Stated problem: Transcribe every line of the records verbatim.
----------
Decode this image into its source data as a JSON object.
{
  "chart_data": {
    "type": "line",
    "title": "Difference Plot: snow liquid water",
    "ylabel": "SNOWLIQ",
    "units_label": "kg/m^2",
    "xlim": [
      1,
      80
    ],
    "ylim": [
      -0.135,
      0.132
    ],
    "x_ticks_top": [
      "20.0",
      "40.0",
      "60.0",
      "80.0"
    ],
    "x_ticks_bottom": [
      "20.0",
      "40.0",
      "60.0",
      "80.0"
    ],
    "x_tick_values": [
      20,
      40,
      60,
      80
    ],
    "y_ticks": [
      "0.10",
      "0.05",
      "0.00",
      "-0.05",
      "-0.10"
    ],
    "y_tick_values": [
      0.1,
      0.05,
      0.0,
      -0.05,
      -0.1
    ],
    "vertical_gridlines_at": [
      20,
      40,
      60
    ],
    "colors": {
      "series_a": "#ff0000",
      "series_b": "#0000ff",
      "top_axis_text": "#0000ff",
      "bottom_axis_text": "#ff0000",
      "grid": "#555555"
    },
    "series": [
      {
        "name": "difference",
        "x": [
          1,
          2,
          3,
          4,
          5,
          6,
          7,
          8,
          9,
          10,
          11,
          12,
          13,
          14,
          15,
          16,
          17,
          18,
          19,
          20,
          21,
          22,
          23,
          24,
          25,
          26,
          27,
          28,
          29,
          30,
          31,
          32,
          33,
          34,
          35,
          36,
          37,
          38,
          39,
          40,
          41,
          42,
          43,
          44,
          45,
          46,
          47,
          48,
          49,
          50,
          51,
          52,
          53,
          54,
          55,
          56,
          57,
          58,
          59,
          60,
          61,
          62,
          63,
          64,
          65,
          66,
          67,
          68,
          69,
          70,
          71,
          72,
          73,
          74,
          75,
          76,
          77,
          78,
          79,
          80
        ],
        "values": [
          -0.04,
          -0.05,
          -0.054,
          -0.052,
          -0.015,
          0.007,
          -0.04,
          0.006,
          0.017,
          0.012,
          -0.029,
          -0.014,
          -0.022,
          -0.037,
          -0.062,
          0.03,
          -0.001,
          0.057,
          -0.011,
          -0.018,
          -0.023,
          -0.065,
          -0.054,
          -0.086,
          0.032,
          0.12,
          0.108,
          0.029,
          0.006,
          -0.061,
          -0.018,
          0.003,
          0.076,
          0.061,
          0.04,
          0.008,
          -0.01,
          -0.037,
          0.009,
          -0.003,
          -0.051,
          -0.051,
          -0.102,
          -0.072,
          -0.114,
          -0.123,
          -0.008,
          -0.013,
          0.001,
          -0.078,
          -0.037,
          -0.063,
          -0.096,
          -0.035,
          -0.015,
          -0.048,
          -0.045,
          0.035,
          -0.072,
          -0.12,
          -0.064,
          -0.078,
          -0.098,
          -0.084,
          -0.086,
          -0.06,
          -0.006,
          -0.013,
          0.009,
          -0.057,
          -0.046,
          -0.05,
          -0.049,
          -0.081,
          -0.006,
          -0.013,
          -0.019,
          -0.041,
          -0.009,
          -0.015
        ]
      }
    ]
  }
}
----------
Response to this task:
Decode this image into its source data as a JSON object.
{
  "chart_data": {
    "type": "line",
    "title": "Difference Plot: snow liquid water",
    "ylabel": "SNOWLIQ",
    "units_label": "kg/m^2",
    "xlim": [
      1,
      80
    ],
    "ylim": [
      -0.135,
      0.132
    ],
    "x_ticks_top": [
      "20.0",
      "40.0",
      "60.0",
      "80.0"
    ],
    "x_ticks_bottom": [
      "20.0",
      "40.0",
      "60.0",
      "80.0"
    ],
    "x_tick_values": [
      20,
      40,
      60,
      80
    ],
    "y_ticks": [
      "0.10",
      "0.05",
      "0.00",
      "-0.05",
      "-0.10"
    ],
    "y_tick_values": [
      0.1,
      0.05,
      0.0,
      -0.05,
      -0.1
    ],
    "vertical_gridlines_at": [
      20,
      40,
      60
    ],
    "colors": {
      "series_a": "#ff0000",
      "series_b": "#0000ff",
      "top_axis_text": "#0000ff",
      "bottom_axis_text": "#ff0000",
      "grid": "#555555"
    },
    "series": [
      {
        "name": "difference",
        "x": [
          1,
          2,
          3,
          4,
          5,
          6,
          7,
          8,
          9,
          10,
          11,
          12,
          13,
          14,
          15,
          16,
          17,
          18,
          19,
          20,
          21,
          22,
          23,
          24,
          25,
          26,
          27,
          28,
          29,
          30,
          31,
          32,
          33,
          34,
          35,
          36,
          37,
          38,
          39,
          40,
          41,
          42,
          43,
          44,
          45,
          46,
          47,
          48,
          49,
          50,
          51,
          52,
          53,
          54,
          55,
          56,
          57,
          58,
          59,
          60,
          61,
          62,
          63,
          64,
          65,
          66,
          67,
          68,
          69,
          70,
          71,
          72,
          73,
          74,
          75,
          76,
          77,
          78,
          79,
          80
        ],
        "values": [
          -0.04,
          -0.05,
          -0.054,
          -0.052,
          -0.015,
          0.007,
          -0.04,
          0.006,
          0.017,
          0.012,
          -0.029,
          -0.014,
          -0.022,
          -0.037,
          -0.062,
          0.03,
          -0.001,
          0.057,
          -0.011,
          -0.018,
          -0.023,
          -0.065,
          -0.054,
          -0.086,
          0.032,
          0.12,
          0.108,
          0.029,
          0.006,
          -0.061,
          -0.018,
          0.003,
          0.076,
          0.061,
          0.04,
          0.008,
          -0.01,
          -0.037,
          0.009,
          -0.003,
          -0.051,
          -0.051,
          -0.102,
          -0.072,
          -0.114,
          -0.123,
          -0.008,
          -0.013,
          0.001,
          -0.078,
          -0.037,
          -0.063,
          -0.096,
          -0.035,
          -0.015,
          -0.048,
          -0.045,
          0.035,
          -0.072,
          -0.12,
          -0.064,
          -0.078,
          -0.098,
          -0.084,
          -0.086,
          -0.06,
          -0.006,
          -0.013,
          0.009,
          -0.057,
          -0.046,
          -0.05,
          -0.049,
          -0.081,
          -0.006,
          -0.013,
          -0.019,
          -0.041,
          -0.009,
          -0.015
        ]
      }
    ]
  }
}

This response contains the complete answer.